» **What this task involves**
Below are the records; pull every line that includes "into".

##### Data for this task

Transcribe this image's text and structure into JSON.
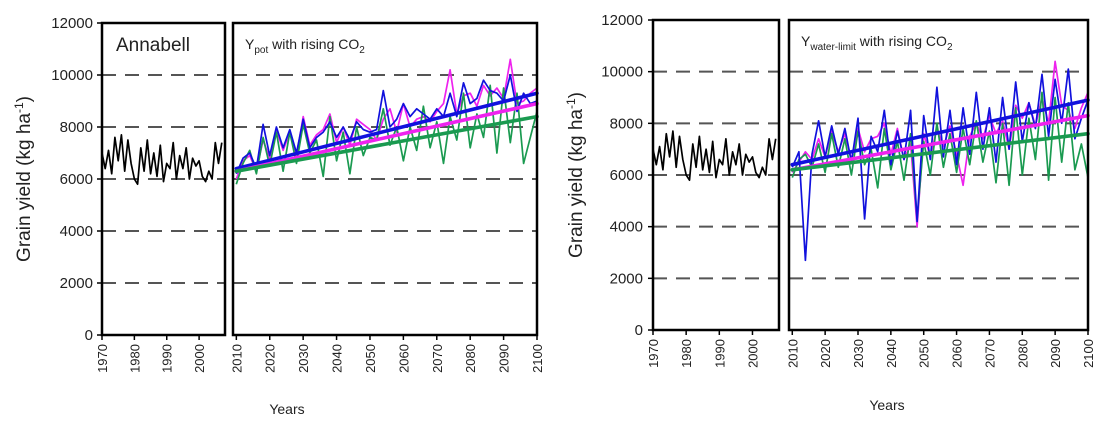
{
  "chart_data": [
    {
      "type": "line",
      "ylabel_main": "Grain yield (kg ha",
      "ylabel_sup": "-1",
      "ylabel_end": ")",
      "xlabel": "Years",
      "ylim": [
        0,
        12000
      ],
      "yticks": [
        0,
        2000,
        4000,
        6000,
        8000,
        10000,
        12000
      ],
      "ytick_labels": [
        "0",
        "2000",
        "4000",
        "6000",
        "8000",
        "10000",
        "12000"
      ],
      "dashed_gridlines": [
        2000,
        4000,
        6000,
        8000,
        10000
      ],
      "historical": {
        "label": "Annabell",
        "xlim": [
          1970,
          2008
        ],
        "xticks": [
          1970,
          1980,
          1990,
          2000
        ],
        "xtick_labels": [
          "1970",
          "1980",
          "1990",
          "2000"
        ],
        "series": [
          {
            "color": "#000000",
            "x": [
              1970,
              1971,
              1972,
              1973,
              1974,
              1975,
              1976,
              1977,
              1978,
              1979,
              1980,
              1981,
              1982,
              1983,
              1984,
              1985,
              1986,
              1987,
              1988,
              1989,
              1990,
              1991,
              1992,
              1993,
              1994,
              1995,
              1996,
              1997,
              1998,
              1999,
              2000,
              2001,
              2002,
              2003,
              2004,
              2005,
              2006,
              2007
            ],
            "y": [
              7000,
              6400,
              7100,
              6200,
              7600,
              6700,
              7700,
              6300,
              7500,
              6600,
              6000,
              5800,
              7200,
              6300,
              7500,
              6200,
              7000,
              6100,
              7300,
              5900,
              6600,
              6400,
              7400,
              6000,
              6900,
              6400,
              7200,
              6000,
              6800,
              6500,
              6700,
              6100,
              5900,
              6300,
              6000,
              7400,
              6600,
              7400
            ]
          }
        ]
      },
      "projection": {
        "title_main": "Y",
        "title_sub": "pot",
        "title_rest": " with rising CO",
        "title_co2sub": "2",
        "xlim": [
          2009,
          2100
        ],
        "xticks": [
          2010,
          2020,
          2030,
          2040,
          2050,
          2060,
          2070,
          2080,
          2090,
          2100
        ],
        "xtick_labels": [
          "2010",
          "2020",
          "2030",
          "2040",
          "2050",
          "2060",
          "2070",
          "2080",
          "2090",
          "2100"
        ],
        "series": [
          {
            "color": "#ee22ee",
            "x": [
              2010,
              2012,
              2014,
              2016,
              2018,
              2020,
              2022,
              2024,
              2026,
              2028,
              2030,
              2032,
              2034,
              2036,
              2038,
              2040,
              2042,
              2044,
              2046,
              2048,
              2050,
              2052,
              2054,
              2056,
              2058,
              2060,
              2062,
              2064,
              2066,
              2068,
              2070,
              2072,
              2074,
              2076,
              2078,
              2080,
              2082,
              2084,
              2086,
              2088,
              2090,
              2092,
              2094,
              2096,
              2098,
              2100
            ],
            "y": [
              6000,
              6700,
              6900,
              6300,
              7500,
              6800,
              7900,
              7100,
              7800,
              6900,
              8400,
              7300,
              7700,
              7900,
              8500,
              7400,
              8000,
              7300,
              8300,
              8100,
              7900,
              7500,
              8300,
              8700,
              7800,
              8900,
              8000,
              8300,
              8400,
              8200,
              8600,
              8900,
              10200,
              8500,
              9200,
              9300,
              8800,
              9600,
              9200,
              9500,
              9100,
              10600,
              8900,
              9000,
              9300,
              9500
            ]
          },
          {
            "color": "#1a9a50",
            "x": [
              2010,
              2012,
              2014,
              2016,
              2018,
              2020,
              2022,
              2024,
              2026,
              2028,
              2030,
              2032,
              2034,
              2036,
              2038,
              2040,
              2042,
              2044,
              2046,
              2048,
              2050,
              2052,
              2054,
              2056,
              2058,
              2060,
              2062,
              2064,
              2066,
              2068,
              2070,
              2072,
              2074,
              2076,
              2078,
              2080,
              2082,
              2084,
              2086,
              2088,
              2090,
              2092,
              2094,
              2096,
              2098,
              2100
            ],
            "y": [
              5800,
              6600,
              7100,
              6200,
              7600,
              6500,
              7800,
              6300,
              7800,
              6600,
              8100,
              7000,
              7500,
              6100,
              8400,
              6700,
              7800,
              6200,
              8000,
              6900,
              7600,
              7500,
              8700,
              7300,
              8000,
              6700,
              8000,
              7100,
              8800,
              7200,
              8200,
              6600,
              8400,
              7500,
              9300,
              7200,
              8500,
              7600,
              9600,
              7000,
              9500,
              7400,
              9300,
              6600,
              7600,
              8600
            ]
          },
          {
            "color": "#1111dd",
            "x": [
              2010,
              2012,
              2014,
              2016,
              2018,
              2020,
              2022,
              2024,
              2026,
              2028,
              2030,
              2032,
              2034,
              2036,
              2038,
              2040,
              2042,
              2044,
              2046,
              2048,
              2050,
              2052,
              2054,
              2056,
              2058,
              2060,
              2062,
              2064,
              2066,
              2068,
              2070,
              2072,
              2074,
              2076,
              2078,
              2080,
              2082,
              2084,
              2086,
              2088,
              2090,
              2092,
              2094,
              2096,
              2098,
              2100
            ],
            "y": [
              6200,
              6800,
              7000,
              6400,
              8100,
              6900,
              8000,
              7200,
              7900,
              7000,
              8300,
              7200,
              7600,
              7800,
              8200,
              7600,
              8000,
              7500,
              8200,
              7900,
              7800,
              7900,
              9400,
              8000,
              8300,
              8900,
              8400,
              8700,
              8500,
              8300,
              8700,
              8400,
              9300,
              8400,
              9700,
              8900,
              9100,
              9800,
              9400,
              9300,
              9000,
              10000,
              8600,
              9300,
              8900,
              9000
            ]
          }
        ],
        "trendlines": [
          {
            "color": "#1111dd",
            "x": [
              2010,
              2100
            ],
            "y": [
              6400,
              9300
            ]
          },
          {
            "color": "#ee22ee",
            "x": [
              2010,
              2100
            ],
            "y": [
              6300,
              8900
            ]
          },
          {
            "color": "#1a9a50",
            "x": [
              2010,
              2100
            ],
            "y": [
              6300,
              8400
            ]
          }
        ]
      }
    },
    {
      "type": "line",
      "ylabel_main": "Grain yield (kg ha",
      "ylabel_sup": "-1",
      "ylabel_end": ")",
      "xlabel": "Years",
      "ylim": [
        0,
        12000
      ],
      "yticks": [
        0,
        2000,
        4000,
        6000,
        8000,
        10000,
        12000
      ],
      "ytick_labels": [
        "0",
        "2000",
        "4000",
        "6000",
        "8000",
        "10000",
        "12000"
      ],
      "dashed_gridlines": [
        2000,
        4000,
        6000,
        8000,
        10000
      ],
      "historical": {
        "label": "",
        "xlim": [
          1970,
          2008
        ],
        "xticks": [
          1970,
          1980,
          1990,
          2000
        ],
        "xtick_labels": [
          "1970",
          "1980",
          "1990",
          "2000"
        ],
        "series": [
          {
            "color": "#000000",
            "x": [
              1970,
              1971,
              1972,
              1973,
              1974,
              1975,
              1976,
              1977,
              1978,
              1979,
              1980,
              1981,
              1982,
              1983,
              1984,
              1985,
              1986,
              1987,
              1988,
              1989,
              1990,
              1991,
              1992,
              1993,
              1994,
              1995,
              1996,
              1997,
              1998,
              1999,
              2000,
              2001,
              2002,
              2003,
              2004,
              2005,
              2006,
              2007
            ],
            "y": [
              7000,
              6400,
              7100,
              6200,
              7600,
              6700,
              7700,
              6300,
              7500,
              6600,
              6000,
              5800,
              7200,
              6300,
              7500,
              6200,
              7000,
              6100,
              7300,
              5900,
              6600,
              6400,
              7400,
              6000,
              6900,
              6400,
              7200,
              6000,
              6800,
              6500,
              6700,
              6100,
              5900,
              6300,
              6000,
              7400,
              6600,
              7400
            ]
          }
        ]
      },
      "projection": {
        "title_main": "Y",
        "title_sub": "water-limit",
        "title_rest": " with rising CO",
        "title_co2sub": "2",
        "xlim": [
          2009,
          2100
        ],
        "xticks": [
          2010,
          2020,
          2030,
          2040,
          2050,
          2060,
          2070,
          2080,
          2090,
          2100
        ],
        "xtick_labels": [
          "2010",
          "2020",
          "2030",
          "2040",
          "2050",
          "2060",
          "2070",
          "2080",
          "2090",
          "2100"
        ],
        "series": [
          {
            "color": "#ee22ee",
            "x": [
              2010,
              2012,
              2014,
              2016,
              2018,
              2020,
              2022,
              2024,
              2026,
              2028,
              2030,
              2032,
              2034,
              2036,
              2038,
              2040,
              2042,
              2044,
              2046,
              2048,
              2050,
              2052,
              2054,
              2056,
              2058,
              2060,
              2062,
              2064,
              2066,
              2068,
              2070,
              2072,
              2074,
              2076,
              2078,
              2080,
              2082,
              2084,
              2086,
              2088,
              2090,
              2092,
              2094,
              2096,
              2098,
              2100
            ],
            "y": [
              6100,
              6500,
              6900,
              6600,
              7400,
              6700,
              7700,
              6900,
              7600,
              6600,
              7800,
              6900,
              7400,
              7500,
              8000,
              6800,
              7800,
              6600,
              7200,
              4000,
              7600,
              6700,
              7800,
              7100,
              7900,
              6800,
              5600,
              7500,
              8000,
              7400,
              8300,
              7600,
              8100,
              7000,
              8700,
              8200,
              8800,
              7900,
              9000,
              8000,
              10400,
              8700,
              8500,
              7800,
              8600,
              9200
            ]
          },
          {
            "color": "#1a9a50",
            "x": [
              2010,
              2012,
              2014,
              2016,
              2018,
              2020,
              2022,
              2024,
              2026,
              2028,
              2030,
              2032,
              2034,
              2036,
              2038,
              2040,
              2042,
              2044,
              2046,
              2048,
              2050,
              2052,
              2054,
              2056,
              2058,
              2060,
              2062,
              2064,
              2066,
              2068,
              2070,
              2072,
              2074,
              2076,
              2078,
              2080,
              2082,
              2084,
              2086,
              2088,
              2090,
              2092,
              2094,
              2096,
              2098,
              2100
            ],
            "y": [
              5900,
              6600,
              6800,
              6300,
              7200,
              6100,
              7600,
              6300,
              7400,
              6000,
              7700,
              6400,
              7000,
              5500,
              7800,
              6200,
              7300,
              5800,
              7600,
              4300,
              7300,
              6000,
              8000,
              6300,
              7600,
              6100,
              7800,
              6400,
              8100,
              6500,
              7700,
              5700,
              8000,
              5600,
              8600,
              6000,
              8200,
              6600,
              9200,
              5800,
              9000,
              6500,
              8800,
              6200,
              7200,
              5900
            ]
          },
          {
            "color": "#1111dd",
            "x": [
              2010,
              2012,
              2014,
              2016,
              2018,
              2020,
              2022,
              2024,
              2026,
              2028,
              2030,
              2032,
              2034,
              2036,
              2038,
              2040,
              2042,
              2044,
              2046,
              2048,
              2050,
              2052,
              2054,
              2056,
              2058,
              2060,
              2062,
              2064,
              2066,
              2068,
              2070,
              2072,
              2074,
              2076,
              2078,
              2080,
              2082,
              2084,
              2086,
              2088,
              2090,
              2092,
              2094,
              2096,
              2098,
              2100
            ],
            "y": [
              6300,
              6900,
              2700,
              6800,
              8100,
              6700,
              7900,
              6800,
              7800,
              6500,
              8200,
              4300,
              7500,
              6900,
              8500,
              6400,
              7700,
              6600,
              8500,
              4200,
              8300,
              6600,
              9400,
              6700,
              8500,
              6400,
              8600,
              6800,
              9200,
              7000,
              8600,
              6500,
              9000,
              7000,
              9600,
              7300,
              8800,
              7800,
              9900,
              7500,
              9700,
              8000,
              10100,
              7400,
              8200,
              8900
            ]
          }
        ],
        "trendlines": [
          {
            "color": "#1111dd",
            "x": [
              2010,
              2100
            ],
            "y": [
              6400,
              8900
            ]
          },
          {
            "color": "#ee22ee",
            "x": [
              2010,
              2100
            ],
            "y": [
              6200,
              8300
            ]
          },
          {
            "color": "#1a9a50",
            "x": [
              2010,
              2100
            ],
            "y": [
              6200,
              7600
            ]
          }
        ]
      }
    }
  ]
}
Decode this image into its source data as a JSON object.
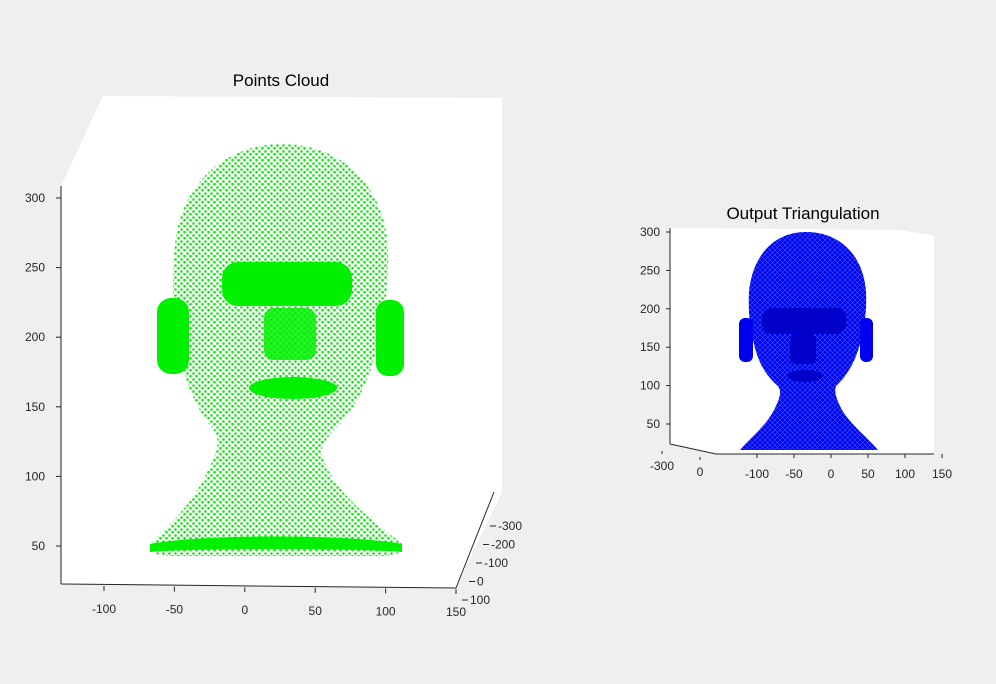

##########

» **Expected answer**
Transcribe this image's text and structure into JSON.
Decode this image into its source data as a JSON object.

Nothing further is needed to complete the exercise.